═══ DATASET RECORDS

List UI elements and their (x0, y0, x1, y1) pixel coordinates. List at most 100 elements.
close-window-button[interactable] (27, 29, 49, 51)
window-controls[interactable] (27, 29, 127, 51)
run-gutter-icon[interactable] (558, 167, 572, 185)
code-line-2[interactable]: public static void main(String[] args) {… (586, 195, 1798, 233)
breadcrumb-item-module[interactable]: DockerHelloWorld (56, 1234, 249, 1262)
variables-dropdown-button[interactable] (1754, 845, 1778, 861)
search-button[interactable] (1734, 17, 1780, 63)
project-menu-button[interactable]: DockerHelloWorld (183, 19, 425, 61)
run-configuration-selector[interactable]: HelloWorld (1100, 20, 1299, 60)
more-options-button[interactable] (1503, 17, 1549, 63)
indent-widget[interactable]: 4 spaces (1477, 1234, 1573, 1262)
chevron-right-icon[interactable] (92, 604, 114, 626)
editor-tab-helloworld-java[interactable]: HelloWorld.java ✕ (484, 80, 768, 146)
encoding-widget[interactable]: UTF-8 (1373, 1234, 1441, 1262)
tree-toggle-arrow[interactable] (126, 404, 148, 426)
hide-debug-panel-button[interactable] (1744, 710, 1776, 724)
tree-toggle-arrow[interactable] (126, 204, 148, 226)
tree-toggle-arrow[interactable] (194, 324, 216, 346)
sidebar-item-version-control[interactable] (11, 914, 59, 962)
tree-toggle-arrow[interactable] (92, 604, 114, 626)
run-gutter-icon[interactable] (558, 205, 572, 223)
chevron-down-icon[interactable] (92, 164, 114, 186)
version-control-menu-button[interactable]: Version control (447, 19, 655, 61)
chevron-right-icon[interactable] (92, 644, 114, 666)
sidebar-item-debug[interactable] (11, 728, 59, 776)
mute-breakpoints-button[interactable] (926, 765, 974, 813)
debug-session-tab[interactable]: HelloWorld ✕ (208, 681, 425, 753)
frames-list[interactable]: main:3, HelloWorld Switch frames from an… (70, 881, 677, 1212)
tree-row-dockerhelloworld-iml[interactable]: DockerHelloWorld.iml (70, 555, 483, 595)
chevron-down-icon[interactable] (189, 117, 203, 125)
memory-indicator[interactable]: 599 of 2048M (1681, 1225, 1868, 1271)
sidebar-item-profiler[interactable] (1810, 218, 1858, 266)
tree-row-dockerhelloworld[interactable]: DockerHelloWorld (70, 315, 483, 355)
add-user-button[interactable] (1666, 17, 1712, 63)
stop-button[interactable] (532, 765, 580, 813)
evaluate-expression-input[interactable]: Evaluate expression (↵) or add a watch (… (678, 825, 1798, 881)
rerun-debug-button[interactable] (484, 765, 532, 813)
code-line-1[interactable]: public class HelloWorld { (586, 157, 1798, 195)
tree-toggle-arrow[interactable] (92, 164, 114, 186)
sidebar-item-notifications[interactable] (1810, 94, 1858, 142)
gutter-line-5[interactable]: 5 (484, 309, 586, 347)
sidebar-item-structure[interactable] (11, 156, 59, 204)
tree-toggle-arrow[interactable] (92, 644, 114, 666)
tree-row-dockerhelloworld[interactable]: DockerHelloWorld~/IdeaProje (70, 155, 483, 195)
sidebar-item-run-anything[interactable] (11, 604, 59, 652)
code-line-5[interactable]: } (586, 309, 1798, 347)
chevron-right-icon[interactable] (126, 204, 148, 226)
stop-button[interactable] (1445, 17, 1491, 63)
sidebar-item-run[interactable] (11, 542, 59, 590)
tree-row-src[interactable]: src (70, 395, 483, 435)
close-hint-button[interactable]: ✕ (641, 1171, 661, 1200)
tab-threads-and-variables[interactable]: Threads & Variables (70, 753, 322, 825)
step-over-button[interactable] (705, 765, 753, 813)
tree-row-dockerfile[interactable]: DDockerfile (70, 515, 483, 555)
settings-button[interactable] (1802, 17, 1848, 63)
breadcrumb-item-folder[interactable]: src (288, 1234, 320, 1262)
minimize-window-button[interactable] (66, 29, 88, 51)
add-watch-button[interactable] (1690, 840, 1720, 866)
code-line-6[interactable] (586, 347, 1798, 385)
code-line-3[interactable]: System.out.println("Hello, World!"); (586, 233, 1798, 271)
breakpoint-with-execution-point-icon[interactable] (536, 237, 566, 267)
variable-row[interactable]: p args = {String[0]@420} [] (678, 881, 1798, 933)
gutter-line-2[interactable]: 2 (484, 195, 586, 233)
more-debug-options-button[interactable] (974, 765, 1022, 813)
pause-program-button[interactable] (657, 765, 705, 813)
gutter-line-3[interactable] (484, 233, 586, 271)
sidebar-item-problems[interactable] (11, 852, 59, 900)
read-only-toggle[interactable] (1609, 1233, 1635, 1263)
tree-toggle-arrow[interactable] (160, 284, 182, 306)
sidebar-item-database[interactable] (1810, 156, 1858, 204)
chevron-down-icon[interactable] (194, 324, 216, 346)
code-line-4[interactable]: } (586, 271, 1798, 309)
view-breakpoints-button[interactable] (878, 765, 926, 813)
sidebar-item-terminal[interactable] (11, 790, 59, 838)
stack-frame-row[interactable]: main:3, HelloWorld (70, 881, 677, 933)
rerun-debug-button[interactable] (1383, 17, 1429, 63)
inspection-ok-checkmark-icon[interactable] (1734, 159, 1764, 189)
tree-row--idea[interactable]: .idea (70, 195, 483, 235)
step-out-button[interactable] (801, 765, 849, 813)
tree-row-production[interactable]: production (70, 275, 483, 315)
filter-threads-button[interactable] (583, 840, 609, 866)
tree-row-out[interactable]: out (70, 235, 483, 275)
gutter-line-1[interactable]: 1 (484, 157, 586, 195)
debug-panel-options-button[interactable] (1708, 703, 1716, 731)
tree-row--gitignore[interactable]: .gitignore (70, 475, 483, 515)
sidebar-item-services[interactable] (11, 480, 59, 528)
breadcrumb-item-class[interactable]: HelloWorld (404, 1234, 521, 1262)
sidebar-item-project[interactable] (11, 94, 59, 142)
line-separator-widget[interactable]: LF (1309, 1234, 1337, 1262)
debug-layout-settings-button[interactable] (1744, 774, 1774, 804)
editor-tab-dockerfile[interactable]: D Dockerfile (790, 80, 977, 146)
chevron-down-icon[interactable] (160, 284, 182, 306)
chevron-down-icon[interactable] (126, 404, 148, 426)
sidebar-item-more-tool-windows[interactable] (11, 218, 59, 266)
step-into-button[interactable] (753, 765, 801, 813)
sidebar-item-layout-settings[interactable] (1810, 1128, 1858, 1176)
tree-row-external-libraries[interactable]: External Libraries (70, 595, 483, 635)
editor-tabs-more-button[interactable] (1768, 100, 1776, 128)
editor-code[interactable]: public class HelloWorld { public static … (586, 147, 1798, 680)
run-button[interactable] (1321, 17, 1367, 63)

══════

**STATED PROBLEM:**
List every line of the data above that contains the string "public", treating uppercase and lowercase letters as different.

**TASK ANSWER:**
code-line-2[interactable]: public static void main(String[] args) {… (586, 195, 1798, 233)
code-line-1[interactable]: public class HelloWorld { (586, 157, 1798, 195)
editor-code[interactable]: public class HelloWorld { public static … (586, 147, 1798, 680)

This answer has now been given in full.